Search the listing below for the word "Research" and copy each line that holds it.

Material:
◆ ◆ ◆

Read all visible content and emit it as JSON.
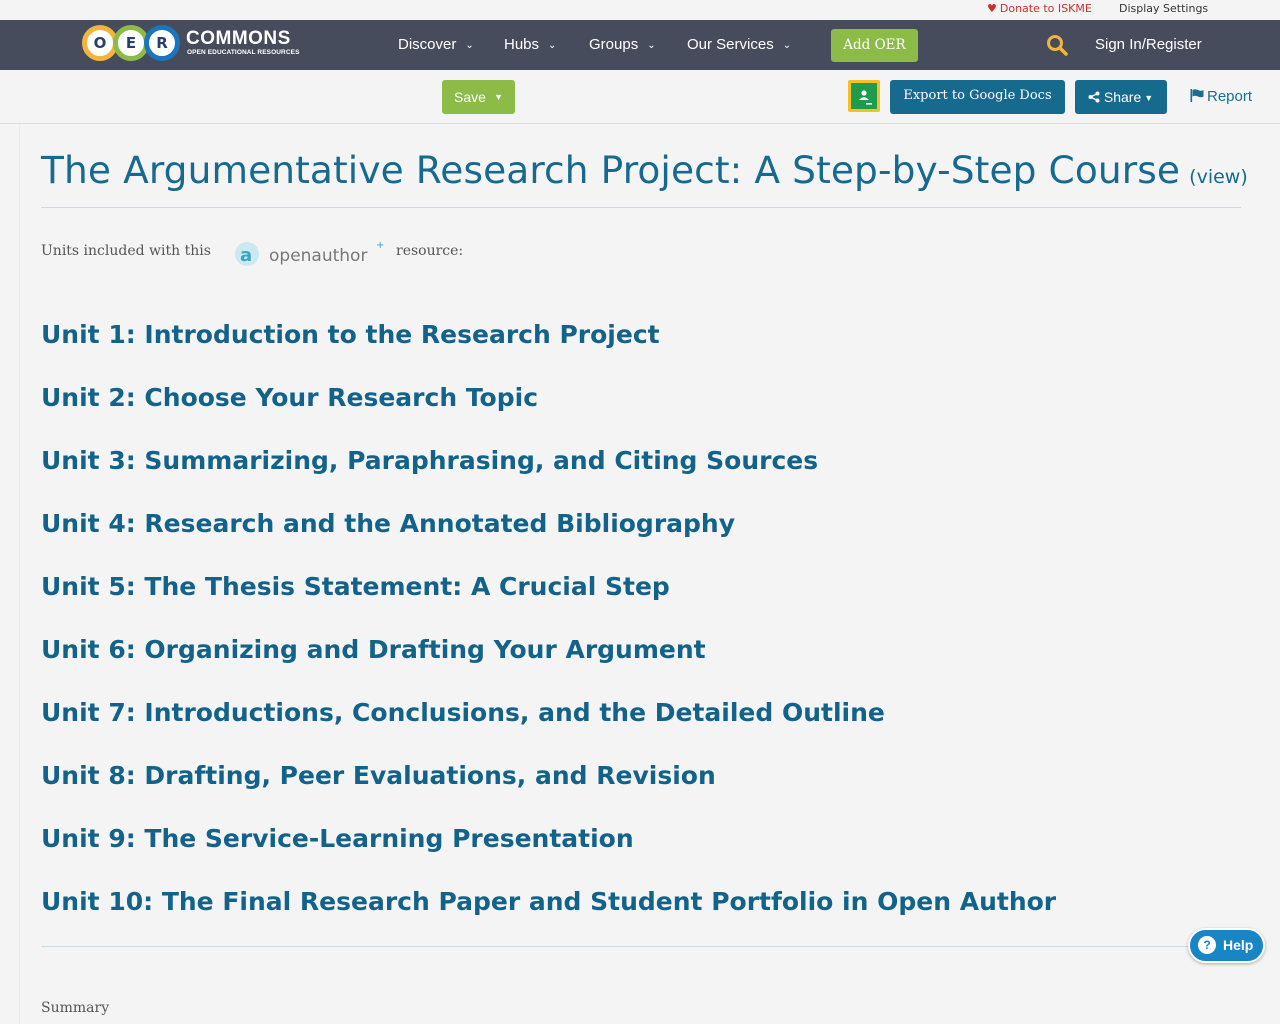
{
  "utility": {
    "donate_label": "Donate to ISKME",
    "display_settings_label": "Display Settings"
  },
  "logo": {
    "letters": [
      "O",
      "E",
      "R"
    ],
    "brand": "COMMONS",
    "subtitle": "OPEN EDUCATIONAL RESOURCES"
  },
  "nav": {
    "items": [
      {
        "label": "Discover"
      },
      {
        "label": "Hubs"
      },
      {
        "label": "Groups"
      },
      {
        "label": "Our Services"
      }
    ],
    "add_oer_label": "Add OER",
    "signin_label": "Sign In/Register"
  },
  "toolbar": {
    "save_label": "Save",
    "export_label": "Export to Google Docs",
    "share_label": "Share",
    "report_label": "Report"
  },
  "resource": {
    "title": "The Argumentative Research Project: A Step-by-Step Course",
    "view_label": "(view)",
    "units_included_pre": "Units included with this",
    "units_included_logo_text": "openauthor",
    "units_included_post": "resource:",
    "units": [
      "Unit 1: Introduction to the Research Project",
      "Unit 2: Choose Your Research Topic",
      "Unit 3: Summarizing, Paraphrasing, and Citing Sources",
      "Unit 4: Research and the Annotated Bibliography",
      "Unit 5: The Thesis Statement: A Crucial Step",
      "Unit 6: Organizing and Drafting Your Argument",
      "Unit 7: Introductions, Conclusions, and the Detailed Outline",
      "Unit 8: Drafting, Peer Evaluations, and Revision",
      "Unit 9: The Service-Learning Presentation",
      "Unit 10: The Final Research Paper and Student Portfolio in Open Author"
    ],
    "summary_label": "Summary"
  },
  "help": {
    "label": "Help"
  },
  "colors": {
    "navbar": "#464c5c",
    "accent_green": "#8dbb48",
    "accent_blue": "#166a8d",
    "link_blue": "#12628a",
    "donate_red": "#c9302c"
  },
  "icons": {
    "donate": "heart-icon",
    "search": "search-icon",
    "share": "share-icon",
    "report": "flag-icon",
    "classroom": "google-classroom-icon",
    "help": "question-icon"
  }
}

◆ ◆ ◆

Task result:
    "title": "The Argumentative Research Project: A Step-by-Step Course",
      "Unit 1: Introduction to the Research Project",
      "Unit 2: Choose Your Research Topic",
      "Unit 4: Research and the Annotated Bibliography",
      "Unit 10: The Final Research Paper and Student Portfolio in Open Author"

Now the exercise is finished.